→ Entries provided:
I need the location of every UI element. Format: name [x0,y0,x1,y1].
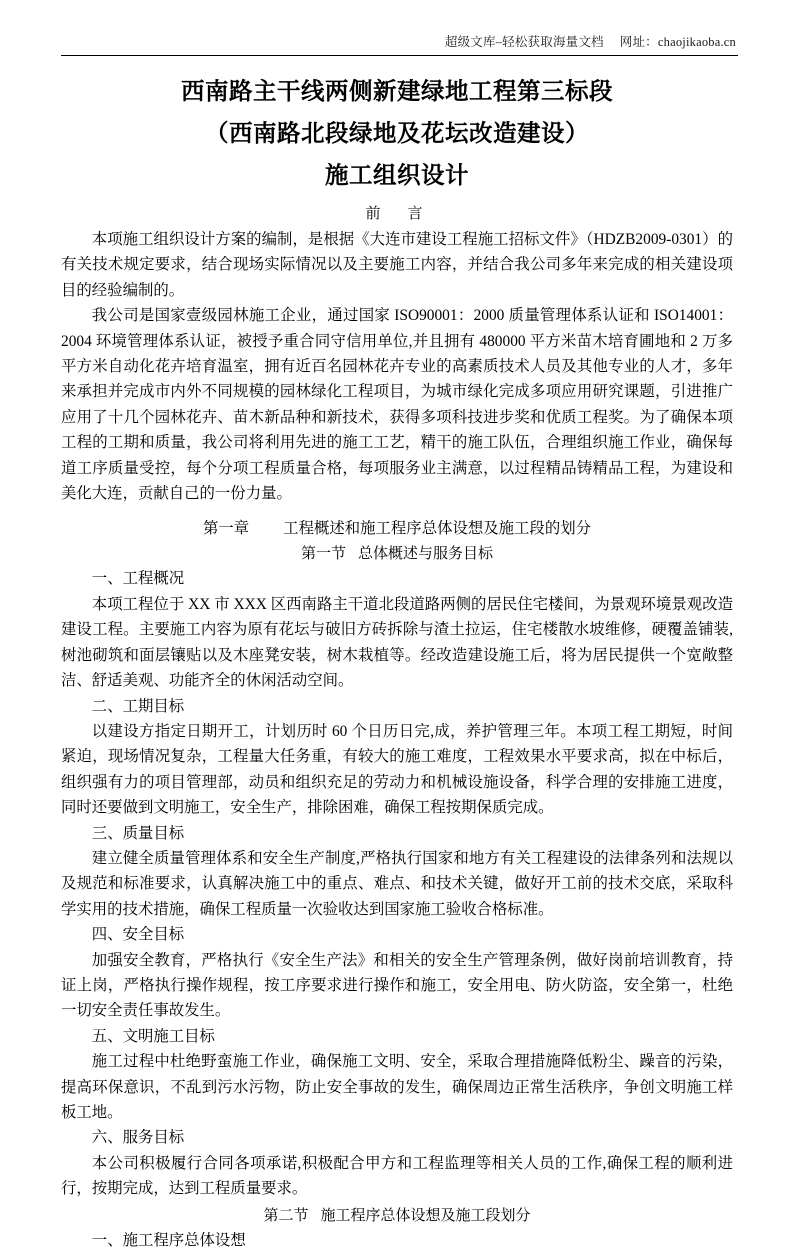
header-text [61,34,738,50]
item-heading-2: 二、工期目标 [91,697,185,715]
section-1-heading [61,542,733,566]
item-heading-4: 四、安全目标 [91,926,185,944]
chapter-1-label: 第一章 [202,520,250,538]
item-body-4: 加强安全教育，严格执行《安全生产法》和相关的安全生产管理条例，做好岗前培训教育，持证上岗，严格执行操作规程，按工序要求进行操作和施工，安全用电、防火防盗，安全第一，杜绝一切安全责任事故发生。 [61,951,733,1020]
header-site-name: 超级文库–轻松获取海量文档 [444,35,604,49]
item-body-6: 本公司积极履行合同各项承诺,积极配合甲方和工程监理等相关人员的工作,确保工程的顺利进行，按期完成，达到工程质量要求。 [61,1154,733,1198]
chapter-1-title: 工程概述和施工程序总体设想及施工段的划分 [283,520,591,538]
page-header [61,34,738,60]
section-2-heading [61,1204,733,1228]
item-heading-5: 五、文明施工目标 [91,1027,215,1045]
preface-paragraph-2: 我公司是国家壹级园林施工企业，通过国家 ISO90001：2000 质量管理体系认证和 ISO14001：2004 环境管理体系认证，被授予重合同守信用单位,并且拥有 480000 平方米苗木培育圃地和 2 万多平方米自动化花卉培育温室，拥有近百名园林花卉专业的高素质技术人员及其他专业的人才，多年来承担并完成市内外不同规模的园林绿化工程项目，为城市绿化完成多项应用研究课题，引进推广应用了十几个园林花卉、苗木新品种和新技术，获得多项科技进步奖和优质工程奖。为了确保本项工程的工期和质量，我公司将利用先进的施工工艺，精干的施工队伍，合理组织施工作业，确保每道工序质量受控，每个分项工程质量合格，每项服务业主满意，以过程精品铸精品工程，为建设和美化大连，贡献自己的一份力量。 [61,307,733,503]
chapter-1-heading [61,515,733,542]
preface-heading: 前 言 [365,206,429,222]
header-divider [61,55,738,56]
item-body-3: 建立健全质量管理体系和安全生产制度,严格执行国家和地方有关工程建设的法律条列和法规以及规范和标准要求，认真解决施工中的重点、难点、和技术关键，做好开工前的技术交底，采取科学实用的技术措施，确保工程质量一次验收达到国家施工验收合格标准。 [61,849,733,918]
item-body-1: 本项工程位于 XX 市 XXX 区西南路主干道北段道路两侧的居民住宅楼间，为景观环境景观改造建设工程。主要施工内容为原有花坛与破旧方砖拆除与渣土拉运，住宅楼散水坡维修，硬覆盖铺装,树池砌筑和面层镶贴以及木座凳安装，树木栽植等。经改造建设施工后，将为居民提供一个宽敞整洁、舒适美观、功能齐全的休闲活动空间。 [61,595,733,690]
chapter-1-block [61,515,733,566]
header-url-label: 网址： [619,35,658,49]
header-url: chaojikaoba.cn [657,35,736,49]
document-title-line-3: 施工组织设计 [325,163,469,189]
item-body-2: 以建设方指定日期开工，计划历时 60 个日历日完,成，养护管理三年。本项工程工期短，时间紧迫，现场情况复杂，工程量大任务重，有较大的施工难度，工程效果水平要求高，拟在中标后，组织强有力的项目管理部，动员和组织充足的劳动力和机械设施设备，科学合理的安排施工进度，同时还要做到文明施工，安全生产，排除困难，确保工程按期保质完成。 [61,722,733,817]
section-1-label: 第一节 [300,546,346,563]
item-heading-6: 六、服务目标 [91,1129,185,1147]
item-heading-1: 一、工程概况 [91,570,185,588]
item-heading-3: 三、质量目标 [91,824,185,842]
item-body-5: 施工过程中杜绝野蛮施工作业，确保施工文明、安全，采取合理措施降低粉尘、躁音的污染，提高环保意识，不乱到污水污物，防止安全事故的发生，确保周边正常生活秩序，争创文明施工样板工地。 [61,1053,733,1121]
preface-paragraph-1: 本项施工组织设计方案的编制，是根据《大连市建设工程施工招标文件》（HDZB2009-0301）的有关技术规定要求，结合现场实际情况以及主要施工内容，并结合我公司多年来完成的相关建设项目的经验编制的。 [61,231,733,299]
section-1-title: 总体概述与服务目标 [358,546,494,563]
document-title-line-1: 西南路主干线两侧新建绿地工程第三标段 [181,79,613,105]
item-heading-7: 一、施工程序总体设想 [91,1231,246,1249]
document-body [61,72,733,1253]
section-2-title: 施工程序总体设想及施工段划分 [320,1207,531,1224]
document-title-line-2: （西南路北段绿地及花坛改造建设） [205,121,589,147]
section-2-label: 第二节 [263,1207,309,1224]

→ What you are asked to do:
Please copy out every line of the entries above word for word, omitting the picture.

→ Exercise solution:
I need the location of every UI element. Format: name [x0,y0,x1,y1].
header-text [61,34,738,50]
item-heading-2: 二、工期目标 [91,697,185,715]
section-1-heading [61,542,733,566]
item-heading-4: 四、安全目标 [91,926,185,944]
chapter-1-label: 第一章 [202,520,250,538]
item-body-4: 加强安全教育，严格执行《安全生产法》和相关的安全生产管理条例，做好岗前培训教育，持证上岗，严格执行操作规程，按工序要求进行操作和施工，安全用电、防火防盗，安全第一，杜绝一切安全责任事故发生。 [61,951,733,1020]
header-site-name: 超级文库–轻松获取海量文档 [444,35,604,49]
item-body-6: 本公司积极履行合同各项承诺,积极配合甲方和工程监理等相关人员的工作,确保工程的顺利进行，按期完成，达到工程质量要求。 [61,1154,733,1198]
chapter-1-title: 工程概述和施工程序总体设想及施工段的划分 [283,520,591,538]
page-header [61,34,738,60]
section-2-heading [61,1204,733,1228]
item-heading-5: 五、文明施工目标 [91,1027,215,1045]
preface-paragraph-2: 我公司是国家壹级园林施工企业，通过国家 ISO90001：2000 质量管理体系认证和 ISO14001：2004 环境管理体系认证，被授予重合同守信用单位,并且拥有 480000 平方米苗木培育圃地和 2 万多平方米自动化花卉培育温室，拥有近百名园林花卉专业的高素质技术人员及其他专业的人才，多年来承担并完成市内外不同规模的园林绿化工程项目，为城市绿化完成多项应用研究课题，引进推广应用了十几个园林花卉、苗木新品种和新技术，获得多项科技进步奖和优质工程奖。为了确保本项工程的工期和质量，我公司将利用先进的施工工艺，精干的施工队伍，合理组织施工作业，确保每道工序质量受控，每个分项工程质量合格，每项服务业主满意，以过程精品铸精品工程，为建设和美化大连，贡献自己的一份力量。 [61,307,733,503]
chapter-1-heading [61,515,733,542]
preface-heading: 前 言 [365,206,429,222]
header-divider [61,55,738,56]
item-body-3: 建立健全质量管理体系和安全生产制度,严格执行国家和地方有关工程建设的法律条列和法规以及规范和标准要求，认真解决施工中的重点、难点、和技术关键，做好开工前的技术交底，采取科学实用的技术措施，确保工程质量一次验收达到国家施工验收合格标准。 [61,849,733,918]
item-body-1: 本项工程位于 XX 市 XXX 区西南路主干道北段道路两侧的居民住宅楼间，为景观环境景观改造建设工程。主要施工内容为原有花坛与破旧方砖拆除与渣土拉运，住宅楼散水坡维修，硬覆盖铺装,树池砌筑和面层镶贴以及木座凳安装，树木栽植等。经改造建设施工后，将为居民提供一个宽敞整洁、舒适美观、功能齐全的休闲活动空间。 [61,595,733,690]
chapter-1-block [61,515,733,566]
header-url-label: 网址： [619,35,658,49]
header-url: chaojikaoba.cn [657,35,736,49]
document-title-line-3: 施工组织设计 [325,163,469,189]
item-body-2: 以建设方指定日期开工，计划历时 60 个日历日完,成，养护管理三年。本项工程工期短，时间紧迫，现场情况复杂，工程量大任务重，有较大的施工难度，工程效果水平要求高，拟在中标后，组织强有力的项目管理部，动员和组织充足的劳动力和机械设施设备，科学合理的安排施工进度，同时还要做到文明施工，安全生产，排除困难，确保工程按期保质完成。 [61,722,733,817]
section-1-label: 第一节 [300,546,346,563]
item-heading-6: 六、服务目标 [91,1129,185,1147]
item-heading-1: 一、工程概况 [91,570,185,588]
item-heading-3: 三、质量目标 [91,824,185,842]
item-body-5: 施工过程中杜绝野蛮施工作业，确保施工文明、安全，采取合理措施降低粉尘、躁音的污染，提高环保意识，不乱到污水污物，防止安全事故的发生，确保周边正常生活秩序，争创文明施工样板工地。 [61,1053,733,1121]
preface-paragraph-1: 本项施工组织设计方案的编制，是根据《大连市建设工程施工招标文件》（HDZB2009-0301）的有关技术规定要求，结合现场实际情况以及主要施工内容，并结合我公司多年来完成的相关建设项目的经验编制的。 [61,231,733,299]
section-1-title: 总体概述与服务目标 [358,546,494,563]
document-title-line-1: 西南路主干线两侧新建绿地工程第三标段 [181,79,613,105]
item-heading-7: 一、施工程序总体设想 [91,1231,246,1249]
document-body [61,72,733,1253]
section-2-title: 施工程序总体设想及施工段划分 [320,1207,531,1224]
document-title-line-2: （西南路北段绿地及花坛改造建设） [205,121,589,147]
section-2-label: 第二节 [263,1207,309,1224]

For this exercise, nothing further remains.